-- Begin RECORDS FOR THE EXERCISE --

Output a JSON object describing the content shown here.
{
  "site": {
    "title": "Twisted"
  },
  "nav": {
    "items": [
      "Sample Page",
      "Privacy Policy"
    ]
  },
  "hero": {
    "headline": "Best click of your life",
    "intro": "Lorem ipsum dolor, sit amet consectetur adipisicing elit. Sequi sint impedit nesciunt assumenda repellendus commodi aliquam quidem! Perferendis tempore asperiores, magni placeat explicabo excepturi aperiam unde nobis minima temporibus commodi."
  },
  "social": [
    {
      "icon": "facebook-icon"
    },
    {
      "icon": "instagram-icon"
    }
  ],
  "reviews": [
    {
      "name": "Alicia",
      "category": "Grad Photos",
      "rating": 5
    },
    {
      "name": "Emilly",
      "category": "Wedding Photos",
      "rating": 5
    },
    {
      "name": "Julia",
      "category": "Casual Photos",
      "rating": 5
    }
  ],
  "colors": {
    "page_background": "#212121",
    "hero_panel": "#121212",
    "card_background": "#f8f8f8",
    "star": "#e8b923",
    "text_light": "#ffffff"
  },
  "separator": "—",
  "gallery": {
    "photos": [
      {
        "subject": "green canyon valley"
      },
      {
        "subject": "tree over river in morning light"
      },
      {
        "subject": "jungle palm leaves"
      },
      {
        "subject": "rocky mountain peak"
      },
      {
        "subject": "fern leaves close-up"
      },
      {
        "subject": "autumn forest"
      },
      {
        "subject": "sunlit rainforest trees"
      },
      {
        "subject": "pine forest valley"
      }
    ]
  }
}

-- End RECORDS FOR THE EXERCISE --

→ WRITTEN EXERCISE: Extract the complete listing verbatim.

→ EXERCISE RESULT:
Output a JSON object describing the content shown here.
{
  "site": {
    "title": "Twisted"
  },
  "nav": {
    "items": [
      "Sample Page",
      "Privacy Policy"
    ]
  },
  "hero": {
    "headline": "Best click of your life",
    "intro": "Lorem ipsum dolor, sit amet consectetur adipisicing elit. Sequi sint impedit nesciunt assumenda repellendus commodi aliquam quidem! Perferendis tempore asperiores, magni placeat explicabo excepturi aperiam unde nobis minima temporibus commodi."
  },
  "social": [
    {
      "icon": "facebook-icon"
    },
    {
      "icon": "instagram-icon"
    }
  ],
  "reviews": [
    {
      "name": "Alicia",
      "category": "Grad Photos",
      "rating": 5
    },
    {
      "name": "Emilly",
      "category": "Wedding Photos",
      "rating": 5
    },
    {
      "name": "Julia",
      "category": "Casual Photos",
      "rating": 5
    }
  ],
  "colors": {
    "page_background": "#212121",
    "hero_panel": "#121212",
    "card_background": "#f8f8f8",
    "star": "#e8b923",
    "text_light": "#ffffff"
  },
  "separator": "—",
  "gallery": {
    "photos": [
      {
        "subject": "green canyon valley"
      },
      {
        "subject": "tree over river in morning light"
      },
      {
        "subject": "jungle palm leaves"
      },
      {
        "subject": "rocky mountain peak"
      },
      {
        "subject": "fern leaves close-up"
      },
      {
        "subject": "autumn forest"
      },
      {
        "subject": "sunlit rainforest trees"
      },
      {
        "subject": "pine forest valley"
      }
    ]
  }
}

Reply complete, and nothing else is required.